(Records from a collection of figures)
** start **

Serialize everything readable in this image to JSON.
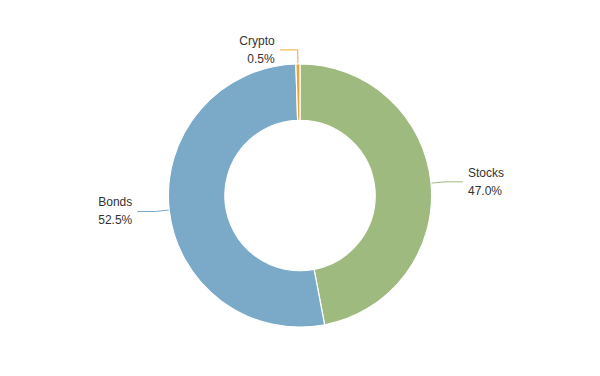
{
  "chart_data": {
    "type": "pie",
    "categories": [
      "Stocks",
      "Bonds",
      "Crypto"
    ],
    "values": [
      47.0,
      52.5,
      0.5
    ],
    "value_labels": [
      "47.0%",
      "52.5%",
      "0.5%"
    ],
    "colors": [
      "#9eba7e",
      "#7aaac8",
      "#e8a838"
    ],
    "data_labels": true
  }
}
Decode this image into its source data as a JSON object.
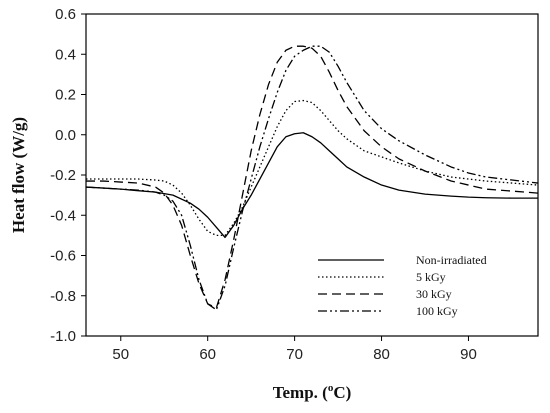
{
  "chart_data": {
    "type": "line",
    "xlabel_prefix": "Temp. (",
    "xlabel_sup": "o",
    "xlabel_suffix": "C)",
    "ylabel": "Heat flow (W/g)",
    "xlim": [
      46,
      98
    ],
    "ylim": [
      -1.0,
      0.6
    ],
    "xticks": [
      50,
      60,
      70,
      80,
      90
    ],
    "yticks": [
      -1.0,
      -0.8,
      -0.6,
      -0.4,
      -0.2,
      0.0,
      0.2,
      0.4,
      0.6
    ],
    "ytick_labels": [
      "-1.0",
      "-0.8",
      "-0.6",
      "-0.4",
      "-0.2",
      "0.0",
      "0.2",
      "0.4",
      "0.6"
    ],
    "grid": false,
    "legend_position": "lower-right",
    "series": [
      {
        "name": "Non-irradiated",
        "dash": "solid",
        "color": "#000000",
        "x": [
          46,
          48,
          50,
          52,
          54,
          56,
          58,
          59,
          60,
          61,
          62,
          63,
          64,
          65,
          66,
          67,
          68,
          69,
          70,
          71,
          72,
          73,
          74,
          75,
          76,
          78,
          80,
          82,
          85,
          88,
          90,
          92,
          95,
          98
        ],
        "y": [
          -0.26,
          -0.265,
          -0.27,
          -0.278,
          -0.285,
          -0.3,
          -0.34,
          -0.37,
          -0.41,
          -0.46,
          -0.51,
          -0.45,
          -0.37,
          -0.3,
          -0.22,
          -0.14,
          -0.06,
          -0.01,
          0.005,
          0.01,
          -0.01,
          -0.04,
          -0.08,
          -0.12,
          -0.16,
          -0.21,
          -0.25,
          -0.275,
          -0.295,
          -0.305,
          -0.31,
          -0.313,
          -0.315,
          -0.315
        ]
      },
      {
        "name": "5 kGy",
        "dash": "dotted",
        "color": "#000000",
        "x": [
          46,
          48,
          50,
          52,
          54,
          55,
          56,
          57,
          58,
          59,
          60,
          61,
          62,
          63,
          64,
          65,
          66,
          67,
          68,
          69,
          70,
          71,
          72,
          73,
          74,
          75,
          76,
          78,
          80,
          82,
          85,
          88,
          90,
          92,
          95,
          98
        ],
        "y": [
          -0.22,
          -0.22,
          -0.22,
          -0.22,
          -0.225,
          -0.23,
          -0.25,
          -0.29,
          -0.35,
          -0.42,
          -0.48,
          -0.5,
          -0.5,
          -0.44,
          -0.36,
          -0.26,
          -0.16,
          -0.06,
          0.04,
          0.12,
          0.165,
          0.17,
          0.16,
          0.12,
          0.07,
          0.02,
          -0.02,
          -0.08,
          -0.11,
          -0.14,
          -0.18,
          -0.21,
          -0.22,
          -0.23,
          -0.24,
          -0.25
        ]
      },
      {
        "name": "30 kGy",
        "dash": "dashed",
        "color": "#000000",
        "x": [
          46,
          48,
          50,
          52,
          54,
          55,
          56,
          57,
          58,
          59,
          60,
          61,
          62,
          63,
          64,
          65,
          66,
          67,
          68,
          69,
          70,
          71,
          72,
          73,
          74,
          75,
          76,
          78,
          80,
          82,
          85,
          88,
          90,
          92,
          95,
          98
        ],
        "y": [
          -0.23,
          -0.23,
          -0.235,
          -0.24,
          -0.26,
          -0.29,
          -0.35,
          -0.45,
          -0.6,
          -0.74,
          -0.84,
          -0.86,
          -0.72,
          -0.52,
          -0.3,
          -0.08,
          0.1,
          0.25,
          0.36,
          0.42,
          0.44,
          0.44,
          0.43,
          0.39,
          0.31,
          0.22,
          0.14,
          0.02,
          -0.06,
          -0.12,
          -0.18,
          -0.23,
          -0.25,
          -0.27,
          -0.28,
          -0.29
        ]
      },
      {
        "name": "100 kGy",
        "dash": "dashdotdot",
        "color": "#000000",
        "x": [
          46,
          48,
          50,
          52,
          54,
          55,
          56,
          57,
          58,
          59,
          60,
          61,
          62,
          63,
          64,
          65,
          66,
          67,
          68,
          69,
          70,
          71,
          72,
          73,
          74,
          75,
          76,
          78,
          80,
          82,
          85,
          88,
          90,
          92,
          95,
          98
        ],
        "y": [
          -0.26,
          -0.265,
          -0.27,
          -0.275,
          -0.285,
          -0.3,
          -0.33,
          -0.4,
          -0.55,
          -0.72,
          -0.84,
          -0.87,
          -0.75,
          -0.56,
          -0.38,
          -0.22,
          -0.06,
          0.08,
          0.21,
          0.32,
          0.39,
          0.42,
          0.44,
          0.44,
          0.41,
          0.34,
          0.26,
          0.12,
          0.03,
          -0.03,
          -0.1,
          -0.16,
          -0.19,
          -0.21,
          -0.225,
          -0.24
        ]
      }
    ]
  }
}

** end **

Instructions for the task: Your task is to set down the records shown above exactly, minus any pictures.

Task result:
Serialize everything readable in this image to JSON.
{
  "chart_data": {
    "type": "pie",
    "categories": [
      "Stocks",
      "Bonds",
      "Crypto"
    ],
    "values": [
      47.0,
      52.5,
      0.5
    ],
    "value_labels": [
      "47.0%",
      "52.5%",
      "0.5%"
    ],
    "colors": [
      "#9eba7e",
      "#7aaac8",
      "#e8a838"
    ],
    "data_labels": true
  }
}
Decode this image into its source data as a JSON object.
{
  "chart_data": {
    "type": "line",
    "xlabel_prefix": "Temp. (",
    "xlabel_sup": "o",
    "xlabel_suffix": "C)",
    "ylabel": "Heat flow (W/g)",
    "xlim": [
      46,
      98
    ],
    "ylim": [
      -1.0,
      0.6
    ],
    "xticks": [
      50,
      60,
      70,
      80,
      90
    ],
    "yticks": [
      -1.0,
      -0.8,
      -0.6,
      -0.4,
      -0.2,
      0.0,
      0.2,
      0.4,
      0.6
    ],
    "ytick_labels": [
      "-1.0",
      "-0.8",
      "-0.6",
      "-0.4",
      "-0.2",
      "0.0",
      "0.2",
      "0.4",
      "0.6"
    ],
    "grid": false,
    "legend_position": "lower-right",
    "series": [
      {
        "name": "Non-irradiated",
        "dash": "solid",
        "color": "#000000",
        "x": [
          46,
          48,
          50,
          52,
          54,
          56,
          58,
          59,
          60,
          61,
          62,
          63,
          64,
          65,
          66,
          67,
          68,
          69,
          70,
          71,
          72,
          73,
          74,
          75,
          76,
          78,
          80,
          82,
          85,
          88,
          90,
          92,
          95,
          98
        ],
        "y": [
          -0.26,
          -0.265,
          -0.27,
          -0.278,
          -0.285,
          -0.3,
          -0.34,
          -0.37,
          -0.41,
          -0.46,
          -0.51,
          -0.45,
          -0.37,
          -0.3,
          -0.22,
          -0.14,
          -0.06,
          -0.01,
          0.005,
          0.01,
          -0.01,
          -0.04,
          -0.08,
          -0.12,
          -0.16,
          -0.21,
          -0.25,
          -0.275,
          -0.295,
          -0.305,
          -0.31,
          -0.313,
          -0.315,
          -0.315
        ]
      },
      {
        "name": "5 kGy",
        "dash": "dotted",
        "color": "#000000",
        "x": [
          46,
          48,
          50,
          52,
          54,
          55,
          56,
          57,
          58,
          59,
          60,
          61,
          62,
          63,
          64,
          65,
          66,
          67,
          68,
          69,
          70,
          71,
          72,
          73,
          74,
          75,
          76,
          78,
          80,
          82,
          85,
          88,
          90,
          92,
          95,
          98
        ],
        "y": [
          -0.22,
          -0.22,
          -0.22,
          -0.22,
          -0.225,
          -0.23,
          -0.25,
          -0.29,
          -0.35,
          -0.42,
          -0.48,
          -0.5,
          -0.5,
          -0.44,
          -0.36,
          -0.26,
          -0.16,
          -0.06,
          0.04,
          0.12,
          0.165,
          0.17,
          0.16,
          0.12,
          0.07,
          0.02,
          -0.02,
          -0.08,
          -0.11,
          -0.14,
          -0.18,
          -0.21,
          -0.22,
          -0.23,
          -0.24,
          -0.25
        ]
      },
      {
        "name": "30 kGy",
        "dash": "dashed",
        "color": "#000000",
        "x": [
          46,
          48,
          50,
          52,
          54,
          55,
          56,
          57,
          58,
          59,
          60,
          61,
          62,
          63,
          64,
          65,
          66,
          67,
          68,
          69,
          70,
          71,
          72,
          73,
          74,
          75,
          76,
          78,
          80,
          82,
          85,
          88,
          90,
          92,
          95,
          98
        ],
        "y": [
          -0.23,
          -0.23,
          -0.235,
          -0.24,
          -0.26,
          -0.29,
          -0.35,
          -0.45,
          -0.6,
          -0.74,
          -0.84,
          -0.86,
          -0.72,
          -0.52,
          -0.3,
          -0.08,
          0.1,
          0.25,
          0.36,
          0.42,
          0.44,
          0.44,
          0.43,
          0.39,
          0.31,
          0.22,
          0.14,
          0.02,
          -0.06,
          -0.12,
          -0.18,
          -0.23,
          -0.25,
          -0.27,
          -0.28,
          -0.29
        ]
      },
      {
        "name": "100 kGy",
        "dash": "dashdotdot",
        "color": "#000000",
        "x": [
          46,
          48,
          50,
          52,
          54,
          55,
          56,
          57,
          58,
          59,
          60,
          61,
          62,
          63,
          64,
          65,
          66,
          67,
          68,
          69,
          70,
          71,
          72,
          73,
          74,
          75,
          76,
          78,
          80,
          82,
          85,
          88,
          90,
          92,
          95,
          98
        ],
        "y": [
          -0.26,
          -0.265,
          -0.27,
          -0.275,
          -0.285,
          -0.3,
          -0.33,
          -0.4,
          -0.55,
          -0.72,
          -0.84,
          -0.87,
          -0.75,
          -0.56,
          -0.38,
          -0.22,
          -0.06,
          0.08,
          0.21,
          0.32,
          0.39,
          0.42,
          0.44,
          0.44,
          0.41,
          0.34,
          0.26,
          0.12,
          0.03,
          -0.03,
          -0.1,
          -0.16,
          -0.19,
          -0.21,
          -0.225,
          -0.24
        ]
      }
    ]
  }
}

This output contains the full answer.